_Figure collection entries_
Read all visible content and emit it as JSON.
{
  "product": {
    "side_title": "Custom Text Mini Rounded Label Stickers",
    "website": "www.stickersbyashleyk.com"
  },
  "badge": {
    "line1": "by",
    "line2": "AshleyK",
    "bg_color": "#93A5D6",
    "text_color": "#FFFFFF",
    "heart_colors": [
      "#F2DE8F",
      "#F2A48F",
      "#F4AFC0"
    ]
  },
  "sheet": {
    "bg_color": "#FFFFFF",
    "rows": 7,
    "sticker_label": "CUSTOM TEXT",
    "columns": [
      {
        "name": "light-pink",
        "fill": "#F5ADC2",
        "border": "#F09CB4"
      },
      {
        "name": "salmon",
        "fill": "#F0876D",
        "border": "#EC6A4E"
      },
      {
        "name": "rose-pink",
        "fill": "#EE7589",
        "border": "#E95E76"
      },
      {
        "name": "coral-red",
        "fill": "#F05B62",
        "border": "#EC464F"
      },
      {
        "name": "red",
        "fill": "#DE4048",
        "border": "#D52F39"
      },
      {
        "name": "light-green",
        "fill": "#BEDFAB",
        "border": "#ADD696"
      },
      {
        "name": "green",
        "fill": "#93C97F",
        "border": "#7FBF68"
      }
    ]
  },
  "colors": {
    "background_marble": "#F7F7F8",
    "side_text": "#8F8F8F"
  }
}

_Exercise details_
Among the entries above, how many lines hold the word "name"? Reply with only that number.

_Answer to the problem_
7